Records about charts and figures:
◇ ◇ ◇ ◇ ◇ ◇ ◇

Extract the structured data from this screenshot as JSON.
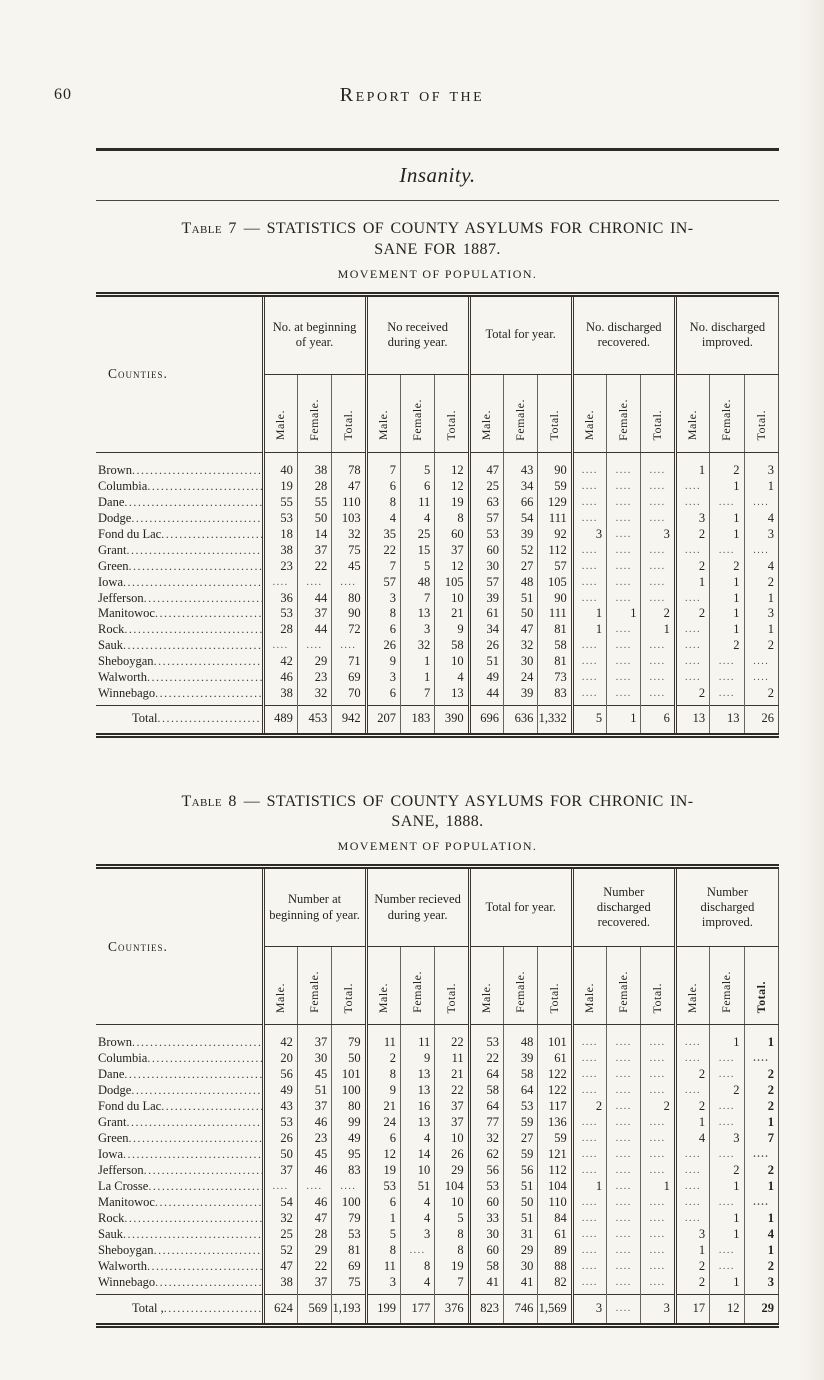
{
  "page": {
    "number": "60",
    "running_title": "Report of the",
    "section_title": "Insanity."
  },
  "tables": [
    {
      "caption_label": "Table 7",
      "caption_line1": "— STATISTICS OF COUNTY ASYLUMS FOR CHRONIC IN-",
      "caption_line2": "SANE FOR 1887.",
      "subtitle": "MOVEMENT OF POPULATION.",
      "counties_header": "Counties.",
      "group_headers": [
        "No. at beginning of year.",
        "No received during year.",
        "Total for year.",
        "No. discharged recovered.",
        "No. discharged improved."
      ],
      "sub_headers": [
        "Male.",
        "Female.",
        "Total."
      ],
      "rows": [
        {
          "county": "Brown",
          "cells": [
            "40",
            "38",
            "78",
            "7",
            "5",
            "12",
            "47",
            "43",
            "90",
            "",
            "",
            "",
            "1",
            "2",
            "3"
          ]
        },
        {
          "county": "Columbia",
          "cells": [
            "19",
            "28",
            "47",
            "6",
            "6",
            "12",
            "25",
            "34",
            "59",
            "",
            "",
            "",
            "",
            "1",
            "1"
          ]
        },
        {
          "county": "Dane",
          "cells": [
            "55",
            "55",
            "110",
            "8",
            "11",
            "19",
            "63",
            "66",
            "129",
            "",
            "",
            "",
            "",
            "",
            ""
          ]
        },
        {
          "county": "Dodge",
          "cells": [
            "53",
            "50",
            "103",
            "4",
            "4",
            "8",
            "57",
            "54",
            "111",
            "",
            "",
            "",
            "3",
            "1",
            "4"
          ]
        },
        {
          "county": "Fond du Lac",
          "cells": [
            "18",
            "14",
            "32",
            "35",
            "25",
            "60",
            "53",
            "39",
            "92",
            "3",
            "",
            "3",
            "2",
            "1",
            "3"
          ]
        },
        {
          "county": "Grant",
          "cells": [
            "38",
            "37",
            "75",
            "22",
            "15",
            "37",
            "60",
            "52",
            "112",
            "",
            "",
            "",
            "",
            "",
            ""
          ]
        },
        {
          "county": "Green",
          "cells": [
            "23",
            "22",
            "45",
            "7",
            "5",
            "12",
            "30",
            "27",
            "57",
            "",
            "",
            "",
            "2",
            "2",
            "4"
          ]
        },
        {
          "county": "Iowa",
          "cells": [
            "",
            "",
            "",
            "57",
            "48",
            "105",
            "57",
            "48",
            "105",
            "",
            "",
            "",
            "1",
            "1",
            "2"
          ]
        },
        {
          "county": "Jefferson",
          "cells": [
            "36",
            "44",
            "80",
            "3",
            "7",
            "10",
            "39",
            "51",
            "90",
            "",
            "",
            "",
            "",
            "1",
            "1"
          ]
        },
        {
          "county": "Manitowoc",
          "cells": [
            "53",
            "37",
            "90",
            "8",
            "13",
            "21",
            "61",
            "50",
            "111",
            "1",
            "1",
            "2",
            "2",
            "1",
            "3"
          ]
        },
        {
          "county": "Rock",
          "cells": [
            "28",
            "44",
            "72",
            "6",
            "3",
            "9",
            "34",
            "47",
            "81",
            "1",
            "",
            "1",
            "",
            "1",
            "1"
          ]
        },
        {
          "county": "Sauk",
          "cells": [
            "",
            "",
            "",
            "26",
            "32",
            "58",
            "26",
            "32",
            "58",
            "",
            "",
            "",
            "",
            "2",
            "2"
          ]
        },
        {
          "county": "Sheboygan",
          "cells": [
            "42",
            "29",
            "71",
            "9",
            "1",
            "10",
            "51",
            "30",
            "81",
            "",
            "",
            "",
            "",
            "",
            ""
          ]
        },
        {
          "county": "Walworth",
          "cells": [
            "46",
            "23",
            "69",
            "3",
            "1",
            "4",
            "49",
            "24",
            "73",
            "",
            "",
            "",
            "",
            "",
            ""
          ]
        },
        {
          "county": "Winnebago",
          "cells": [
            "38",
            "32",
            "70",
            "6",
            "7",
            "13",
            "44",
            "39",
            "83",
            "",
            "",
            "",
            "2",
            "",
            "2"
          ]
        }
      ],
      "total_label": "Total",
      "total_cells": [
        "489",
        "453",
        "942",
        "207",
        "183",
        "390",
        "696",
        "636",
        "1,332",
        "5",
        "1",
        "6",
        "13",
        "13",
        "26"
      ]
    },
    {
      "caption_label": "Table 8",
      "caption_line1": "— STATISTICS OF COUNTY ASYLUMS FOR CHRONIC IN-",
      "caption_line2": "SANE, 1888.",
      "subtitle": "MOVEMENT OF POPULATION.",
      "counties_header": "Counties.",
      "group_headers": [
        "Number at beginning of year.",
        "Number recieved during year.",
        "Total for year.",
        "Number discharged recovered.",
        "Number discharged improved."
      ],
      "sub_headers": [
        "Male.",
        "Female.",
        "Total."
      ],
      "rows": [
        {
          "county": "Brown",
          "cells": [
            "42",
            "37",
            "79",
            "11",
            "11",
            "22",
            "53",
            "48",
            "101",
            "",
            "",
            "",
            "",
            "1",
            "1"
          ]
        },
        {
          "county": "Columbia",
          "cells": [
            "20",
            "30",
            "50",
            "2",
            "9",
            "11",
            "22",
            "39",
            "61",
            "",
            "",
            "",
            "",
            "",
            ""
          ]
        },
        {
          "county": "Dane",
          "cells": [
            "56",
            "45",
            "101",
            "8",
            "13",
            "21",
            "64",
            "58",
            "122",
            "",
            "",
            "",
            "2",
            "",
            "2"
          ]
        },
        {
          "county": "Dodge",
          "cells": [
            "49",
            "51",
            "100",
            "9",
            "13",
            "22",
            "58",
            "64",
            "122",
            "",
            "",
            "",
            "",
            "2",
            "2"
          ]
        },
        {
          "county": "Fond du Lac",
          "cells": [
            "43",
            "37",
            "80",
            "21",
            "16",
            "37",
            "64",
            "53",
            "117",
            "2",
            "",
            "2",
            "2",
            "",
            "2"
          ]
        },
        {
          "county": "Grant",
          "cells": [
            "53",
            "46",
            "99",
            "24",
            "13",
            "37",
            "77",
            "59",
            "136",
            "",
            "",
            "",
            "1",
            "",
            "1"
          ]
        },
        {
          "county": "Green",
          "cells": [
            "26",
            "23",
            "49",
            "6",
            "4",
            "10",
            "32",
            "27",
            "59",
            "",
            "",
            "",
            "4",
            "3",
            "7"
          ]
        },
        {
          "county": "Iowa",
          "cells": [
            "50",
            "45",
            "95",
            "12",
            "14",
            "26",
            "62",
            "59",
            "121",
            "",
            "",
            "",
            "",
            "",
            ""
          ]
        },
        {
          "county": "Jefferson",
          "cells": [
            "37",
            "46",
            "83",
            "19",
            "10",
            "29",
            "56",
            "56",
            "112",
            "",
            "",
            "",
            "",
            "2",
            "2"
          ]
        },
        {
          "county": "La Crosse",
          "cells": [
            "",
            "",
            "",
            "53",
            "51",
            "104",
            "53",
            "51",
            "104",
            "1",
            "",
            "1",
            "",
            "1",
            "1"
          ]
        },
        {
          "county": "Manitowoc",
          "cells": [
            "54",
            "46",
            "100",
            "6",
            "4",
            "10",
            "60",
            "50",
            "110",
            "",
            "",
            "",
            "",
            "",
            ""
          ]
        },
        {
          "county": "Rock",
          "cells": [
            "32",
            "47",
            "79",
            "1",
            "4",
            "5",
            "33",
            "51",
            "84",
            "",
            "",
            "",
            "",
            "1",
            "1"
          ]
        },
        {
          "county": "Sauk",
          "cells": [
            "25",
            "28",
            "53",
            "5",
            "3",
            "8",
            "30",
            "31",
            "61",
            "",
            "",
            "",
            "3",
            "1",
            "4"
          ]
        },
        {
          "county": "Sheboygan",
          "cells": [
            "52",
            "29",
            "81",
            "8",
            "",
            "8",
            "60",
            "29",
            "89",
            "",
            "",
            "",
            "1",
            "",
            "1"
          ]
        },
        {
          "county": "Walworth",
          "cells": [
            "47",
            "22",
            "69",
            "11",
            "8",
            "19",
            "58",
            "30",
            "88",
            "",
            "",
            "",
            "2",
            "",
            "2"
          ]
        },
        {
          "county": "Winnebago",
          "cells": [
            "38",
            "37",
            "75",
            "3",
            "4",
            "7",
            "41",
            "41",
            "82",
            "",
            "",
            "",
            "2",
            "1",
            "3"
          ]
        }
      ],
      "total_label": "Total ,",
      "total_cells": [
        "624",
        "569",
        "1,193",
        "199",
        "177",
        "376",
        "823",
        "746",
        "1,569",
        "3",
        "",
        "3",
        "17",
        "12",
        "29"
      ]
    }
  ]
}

◇ ◇ ◇ ◇ ◇ ◇ ◇

## Given problem
Copy out the lines in which the string "discharged" appears.

## Solved problem
        "No. discharged recovered.",
        "No. discharged improved."
        "Number discharged recovered.",
        "Number discharged improved."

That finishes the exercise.